___ DATA ENTRIES
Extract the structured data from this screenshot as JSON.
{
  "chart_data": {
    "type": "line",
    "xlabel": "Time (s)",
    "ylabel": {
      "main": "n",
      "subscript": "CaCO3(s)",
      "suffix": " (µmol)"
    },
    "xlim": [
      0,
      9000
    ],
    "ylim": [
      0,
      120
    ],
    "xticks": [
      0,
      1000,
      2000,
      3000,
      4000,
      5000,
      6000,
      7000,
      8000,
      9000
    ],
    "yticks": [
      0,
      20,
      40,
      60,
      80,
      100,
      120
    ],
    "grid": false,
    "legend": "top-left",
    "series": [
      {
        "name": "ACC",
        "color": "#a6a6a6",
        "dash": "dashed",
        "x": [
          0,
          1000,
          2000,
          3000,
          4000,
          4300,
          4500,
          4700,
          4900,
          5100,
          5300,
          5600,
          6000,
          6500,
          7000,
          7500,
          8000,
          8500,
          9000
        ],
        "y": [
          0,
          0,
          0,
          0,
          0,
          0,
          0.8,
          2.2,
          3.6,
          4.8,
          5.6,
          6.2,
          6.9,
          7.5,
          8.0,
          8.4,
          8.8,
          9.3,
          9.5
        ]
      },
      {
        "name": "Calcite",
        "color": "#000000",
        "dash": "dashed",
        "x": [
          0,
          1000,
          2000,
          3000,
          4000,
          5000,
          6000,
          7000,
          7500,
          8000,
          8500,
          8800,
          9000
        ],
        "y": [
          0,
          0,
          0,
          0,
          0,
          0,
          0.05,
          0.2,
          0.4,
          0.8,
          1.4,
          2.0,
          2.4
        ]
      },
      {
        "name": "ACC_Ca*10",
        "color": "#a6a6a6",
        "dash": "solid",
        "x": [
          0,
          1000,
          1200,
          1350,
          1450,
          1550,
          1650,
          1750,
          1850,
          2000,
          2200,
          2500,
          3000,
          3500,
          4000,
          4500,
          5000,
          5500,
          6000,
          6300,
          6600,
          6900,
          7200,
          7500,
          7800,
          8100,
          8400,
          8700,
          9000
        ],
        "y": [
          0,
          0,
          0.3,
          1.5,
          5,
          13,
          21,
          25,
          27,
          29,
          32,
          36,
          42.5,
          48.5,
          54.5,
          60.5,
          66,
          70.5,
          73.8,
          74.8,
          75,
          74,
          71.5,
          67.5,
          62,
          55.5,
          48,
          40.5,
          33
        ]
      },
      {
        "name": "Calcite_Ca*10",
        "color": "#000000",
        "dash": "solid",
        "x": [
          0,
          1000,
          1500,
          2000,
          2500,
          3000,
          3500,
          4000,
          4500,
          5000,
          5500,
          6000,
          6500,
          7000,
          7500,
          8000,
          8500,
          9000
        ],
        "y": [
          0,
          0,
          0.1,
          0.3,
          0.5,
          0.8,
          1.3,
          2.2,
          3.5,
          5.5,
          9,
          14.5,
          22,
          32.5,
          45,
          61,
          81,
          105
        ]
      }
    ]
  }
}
______
___ DATA ENTRIES
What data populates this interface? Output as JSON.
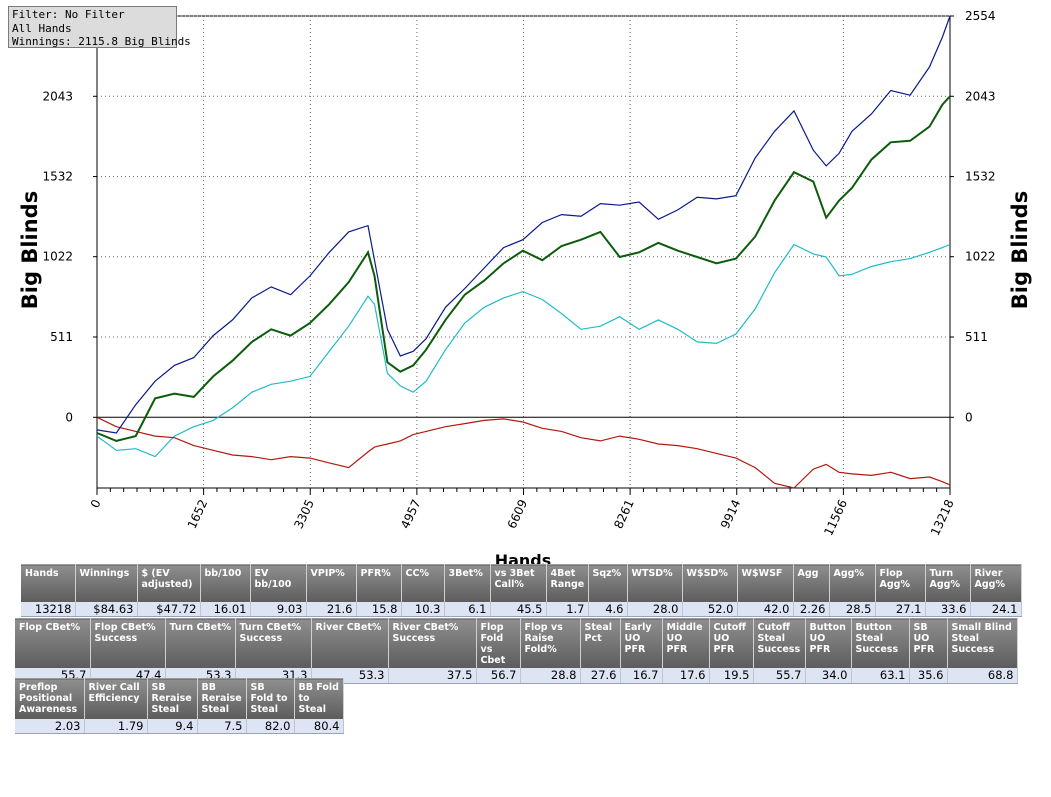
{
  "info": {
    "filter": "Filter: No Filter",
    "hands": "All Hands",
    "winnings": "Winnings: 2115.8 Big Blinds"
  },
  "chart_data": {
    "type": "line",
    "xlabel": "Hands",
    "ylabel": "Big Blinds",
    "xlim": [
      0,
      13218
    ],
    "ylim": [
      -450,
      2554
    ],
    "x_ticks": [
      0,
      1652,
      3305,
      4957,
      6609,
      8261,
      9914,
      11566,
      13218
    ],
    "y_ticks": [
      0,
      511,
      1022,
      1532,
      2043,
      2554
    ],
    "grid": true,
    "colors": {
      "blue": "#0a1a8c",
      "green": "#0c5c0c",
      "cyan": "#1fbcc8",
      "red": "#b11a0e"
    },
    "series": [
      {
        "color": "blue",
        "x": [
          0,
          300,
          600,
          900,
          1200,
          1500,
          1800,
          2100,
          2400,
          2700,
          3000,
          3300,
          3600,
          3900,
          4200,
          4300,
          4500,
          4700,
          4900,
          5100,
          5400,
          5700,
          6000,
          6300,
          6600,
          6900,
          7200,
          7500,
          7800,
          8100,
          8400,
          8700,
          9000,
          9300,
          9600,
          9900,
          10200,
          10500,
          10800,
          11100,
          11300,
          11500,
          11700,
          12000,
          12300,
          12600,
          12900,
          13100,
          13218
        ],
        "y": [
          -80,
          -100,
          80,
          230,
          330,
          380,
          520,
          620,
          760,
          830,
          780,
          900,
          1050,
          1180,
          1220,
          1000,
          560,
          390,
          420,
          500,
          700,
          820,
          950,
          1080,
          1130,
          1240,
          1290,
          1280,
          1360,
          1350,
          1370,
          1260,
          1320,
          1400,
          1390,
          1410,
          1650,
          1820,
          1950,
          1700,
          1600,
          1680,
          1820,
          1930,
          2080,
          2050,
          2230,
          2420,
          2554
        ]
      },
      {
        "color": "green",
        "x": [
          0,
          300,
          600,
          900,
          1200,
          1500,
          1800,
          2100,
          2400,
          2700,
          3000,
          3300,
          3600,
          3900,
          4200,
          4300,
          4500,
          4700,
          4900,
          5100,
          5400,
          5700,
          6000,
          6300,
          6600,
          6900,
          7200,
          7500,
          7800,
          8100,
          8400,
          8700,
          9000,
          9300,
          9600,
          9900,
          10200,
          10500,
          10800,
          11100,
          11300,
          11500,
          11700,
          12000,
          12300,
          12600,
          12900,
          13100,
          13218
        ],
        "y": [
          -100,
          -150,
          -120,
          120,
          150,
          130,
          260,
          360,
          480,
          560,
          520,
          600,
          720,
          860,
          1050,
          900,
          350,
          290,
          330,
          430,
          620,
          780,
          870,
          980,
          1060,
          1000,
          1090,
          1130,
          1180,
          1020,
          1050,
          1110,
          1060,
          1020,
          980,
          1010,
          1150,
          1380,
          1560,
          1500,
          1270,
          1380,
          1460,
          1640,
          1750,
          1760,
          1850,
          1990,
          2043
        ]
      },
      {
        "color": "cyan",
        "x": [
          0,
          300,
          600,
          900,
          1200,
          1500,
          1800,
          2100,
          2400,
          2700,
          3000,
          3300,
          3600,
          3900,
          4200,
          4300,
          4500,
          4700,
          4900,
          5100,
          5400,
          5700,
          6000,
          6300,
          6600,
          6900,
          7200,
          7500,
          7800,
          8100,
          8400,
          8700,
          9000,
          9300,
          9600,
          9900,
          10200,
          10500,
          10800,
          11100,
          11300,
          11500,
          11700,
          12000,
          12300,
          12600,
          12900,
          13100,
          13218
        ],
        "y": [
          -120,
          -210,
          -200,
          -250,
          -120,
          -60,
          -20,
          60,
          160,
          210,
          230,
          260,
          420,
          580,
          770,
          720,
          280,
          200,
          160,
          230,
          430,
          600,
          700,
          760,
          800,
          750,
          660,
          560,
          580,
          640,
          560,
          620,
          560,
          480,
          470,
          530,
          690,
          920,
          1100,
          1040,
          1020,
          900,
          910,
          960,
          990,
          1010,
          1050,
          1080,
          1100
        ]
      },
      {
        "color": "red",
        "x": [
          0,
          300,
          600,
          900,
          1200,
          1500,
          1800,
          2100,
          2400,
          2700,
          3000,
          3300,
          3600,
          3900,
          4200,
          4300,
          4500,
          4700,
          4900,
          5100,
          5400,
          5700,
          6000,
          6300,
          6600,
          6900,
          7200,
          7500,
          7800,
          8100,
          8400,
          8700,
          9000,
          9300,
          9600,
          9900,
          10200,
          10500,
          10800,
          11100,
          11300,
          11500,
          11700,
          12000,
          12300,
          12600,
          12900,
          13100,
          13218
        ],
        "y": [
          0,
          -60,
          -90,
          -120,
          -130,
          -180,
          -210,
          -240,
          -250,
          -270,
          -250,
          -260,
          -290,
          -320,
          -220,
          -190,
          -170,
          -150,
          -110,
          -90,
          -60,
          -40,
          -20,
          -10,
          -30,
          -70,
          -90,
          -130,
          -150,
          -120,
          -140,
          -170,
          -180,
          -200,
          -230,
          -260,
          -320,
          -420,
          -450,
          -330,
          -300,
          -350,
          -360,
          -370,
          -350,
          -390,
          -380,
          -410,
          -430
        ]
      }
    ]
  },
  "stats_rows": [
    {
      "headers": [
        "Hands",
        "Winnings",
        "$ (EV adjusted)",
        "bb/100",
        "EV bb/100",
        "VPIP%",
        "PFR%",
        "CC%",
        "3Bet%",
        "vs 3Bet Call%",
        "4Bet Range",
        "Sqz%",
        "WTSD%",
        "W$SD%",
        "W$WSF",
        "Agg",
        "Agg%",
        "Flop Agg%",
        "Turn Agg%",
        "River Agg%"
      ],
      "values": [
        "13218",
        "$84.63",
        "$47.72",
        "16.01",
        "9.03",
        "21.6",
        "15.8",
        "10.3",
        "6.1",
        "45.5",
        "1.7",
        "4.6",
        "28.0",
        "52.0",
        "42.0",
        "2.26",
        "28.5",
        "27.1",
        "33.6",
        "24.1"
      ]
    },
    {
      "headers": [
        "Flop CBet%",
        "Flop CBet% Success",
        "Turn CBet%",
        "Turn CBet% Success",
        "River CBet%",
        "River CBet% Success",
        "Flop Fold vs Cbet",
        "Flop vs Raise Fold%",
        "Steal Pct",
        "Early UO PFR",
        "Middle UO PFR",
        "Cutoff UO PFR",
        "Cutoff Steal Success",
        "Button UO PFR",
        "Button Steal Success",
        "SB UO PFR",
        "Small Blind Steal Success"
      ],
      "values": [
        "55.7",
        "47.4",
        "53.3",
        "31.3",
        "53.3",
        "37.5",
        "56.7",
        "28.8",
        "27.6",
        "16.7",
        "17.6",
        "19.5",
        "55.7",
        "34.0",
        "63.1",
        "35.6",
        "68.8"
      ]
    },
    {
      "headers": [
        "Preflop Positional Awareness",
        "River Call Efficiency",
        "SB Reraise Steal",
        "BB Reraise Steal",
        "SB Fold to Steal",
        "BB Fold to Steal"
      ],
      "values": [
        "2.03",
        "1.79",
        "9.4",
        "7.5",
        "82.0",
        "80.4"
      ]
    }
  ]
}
______
From the listing above, copy all lines holding the word "Winnings".

> [EXPECTED ANSWER]:
    "winnings": "Winnings: 2115.8 Big Blinds"
        "Winnings",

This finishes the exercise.